- [WHAT IS EXPECTED]:
Where a line holds the word "TMRF", copy that line.

[Excerpts from a figure dataset]
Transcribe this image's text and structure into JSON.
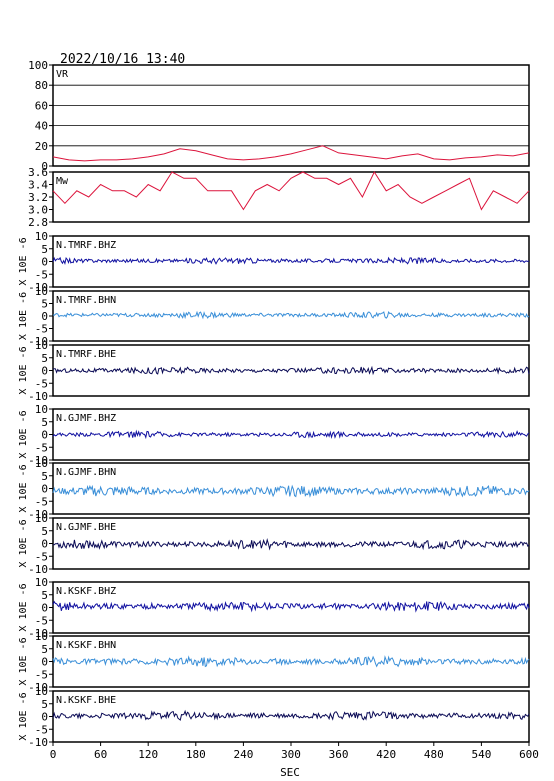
{
  "header": {
    "timestamp": "2022/10/16  13:40"
  },
  "xaxis": {
    "label": "SEC",
    "ticks": [
      0,
      60,
      120,
      180,
      240,
      300,
      360,
      420,
      480,
      540,
      600
    ]
  },
  "chart_data": [
    {
      "type": "line",
      "label": "VR",
      "ylim": [
        0,
        100
      ],
      "yticks": [
        0,
        20,
        40,
        60,
        80,
        100
      ],
      "grid": true,
      "color": "#dc143c",
      "x": [
        0,
        20,
        40,
        60,
        80,
        100,
        120,
        140,
        160,
        180,
        200,
        220,
        240,
        260,
        280,
        300,
        320,
        340,
        360,
        380,
        400,
        420,
        440,
        460,
        480,
        500,
        520,
        540,
        560,
        580,
        600
      ],
      "values": [
        9,
        6,
        5,
        6,
        6,
        7,
        9,
        12,
        17,
        15,
        11,
        7,
        6,
        7,
        9,
        12,
        16,
        20,
        13,
        11,
        9,
        7,
        10,
        12,
        7,
        6,
        8,
        9,
        11,
        10,
        13
      ]
    },
    {
      "type": "line",
      "label": "Mw",
      "ylim": [
        2.8,
        3.6
      ],
      "yticks": [
        2.8,
        3.0,
        3.2,
        3.4,
        3.6
      ],
      "color": "#dc143c",
      "x": [
        0,
        15,
        30,
        45,
        60,
        75,
        90,
        105,
        120,
        135,
        150,
        165,
        180,
        195,
        210,
        225,
        240,
        255,
        270,
        285,
        300,
        315,
        330,
        345,
        360,
        375,
        390,
        405,
        420,
        435,
        450,
        465,
        480,
        495,
        510,
        525,
        540,
        555,
        570,
        585,
        600
      ],
      "values": [
        3.3,
        3.1,
        3.3,
        3.2,
        3.4,
        3.3,
        3.3,
        3.2,
        3.4,
        3.3,
        3.6,
        3.5,
        3.5,
        3.3,
        3.3,
        3.3,
        3.0,
        3.3,
        3.4,
        3.3,
        3.5,
        3.6,
        3.5,
        3.5,
        3.4,
        3.5,
        3.2,
        3.6,
        3.3,
        3.4,
        3.2,
        3.1,
        3.2,
        3.3,
        3.4,
        3.5,
        3.0,
        3.3,
        3.2,
        3.1,
        3.3
      ]
    },
    {
      "type": "line",
      "label": "N.TMRF.BHZ",
      "ylabel": "X 10E -6",
      "ylim": [
        -10,
        10
      ],
      "yticks": [
        -10,
        -5,
        0,
        5,
        10
      ],
      "color": "#1010a0",
      "amplitude": 0.7,
      "offset": 0.3
    },
    {
      "type": "line",
      "label": "N.TMRF.BHN",
      "ylabel": "X 10E -6",
      "ylim": [
        -10,
        10
      ],
      "yticks": [
        -10,
        -5,
        0,
        5,
        10
      ],
      "color": "#3a8fd8",
      "amplitude": 0.7,
      "offset": 0.4
    },
    {
      "type": "line",
      "label": "N.TMRF.BHE",
      "ylabel": "X 10E -6",
      "ylim": [
        -10,
        10
      ],
      "yticks": [
        -10,
        -5,
        0,
        5,
        10
      ],
      "color": "#0a0a55",
      "amplitude": 0.8,
      "offset": 0.0
    },
    {
      "type": "line",
      "label": "N.GJMF.BHZ",
      "ylabel": "X 10E -6",
      "ylim": [
        -10,
        10
      ],
      "yticks": [
        -10,
        -5,
        0,
        5,
        10
      ],
      "color": "#1010a0",
      "amplitude": 0.7,
      "offset": 0.0
    },
    {
      "type": "line",
      "label": "N.GJMF.BHN",
      "ylabel": "X 10E -6",
      "ylim": [
        -10,
        10
      ],
      "yticks": [
        -10,
        -5,
        0,
        5,
        10
      ],
      "color": "#3a8fd8",
      "amplitude": 1.2,
      "offset": -1.0
    },
    {
      "type": "line",
      "label": "N.GJMF.BHE",
      "ylabel": "X 10E -6",
      "ylim": [
        -10,
        10
      ],
      "yticks": [
        -10,
        -5,
        0,
        5,
        10
      ],
      "color": "#0a0a55",
      "amplitude": 1.0,
      "offset": -0.3
    },
    {
      "type": "line",
      "label": "N.KSKF.BHZ",
      "ylabel": "X 10E -6",
      "ylim": [
        -10,
        10
      ],
      "yticks": [
        -10,
        -5,
        0,
        5,
        10
      ],
      "color": "#1010a0",
      "amplitude": 1.1,
      "offset": 0.5
    },
    {
      "type": "line",
      "label": "N.KSKF.BHN",
      "ylabel": "X 10E -6",
      "ylim": [
        -10,
        10
      ],
      "yticks": [
        -10,
        -5,
        0,
        5,
        10
      ],
      "color": "#3a8fd8",
      "amplitude": 1.1,
      "offset": 0.0
    },
    {
      "type": "line",
      "label": "N.KSKF.BHE",
      "ylabel": "X 10E -6",
      "ylim": [
        -10,
        10
      ],
      "yticks": [
        -10,
        -5,
        0,
        5,
        10
      ],
      "color": "#0a0a55",
      "amplitude": 1.0,
      "offset": 0.3
    }
  ]
}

- [COMPLETE ANSWER]:
      "label": "N.TMRF.BHZ",
      "label": "N.TMRF.BHN",
      "label": "N.TMRF.BHE",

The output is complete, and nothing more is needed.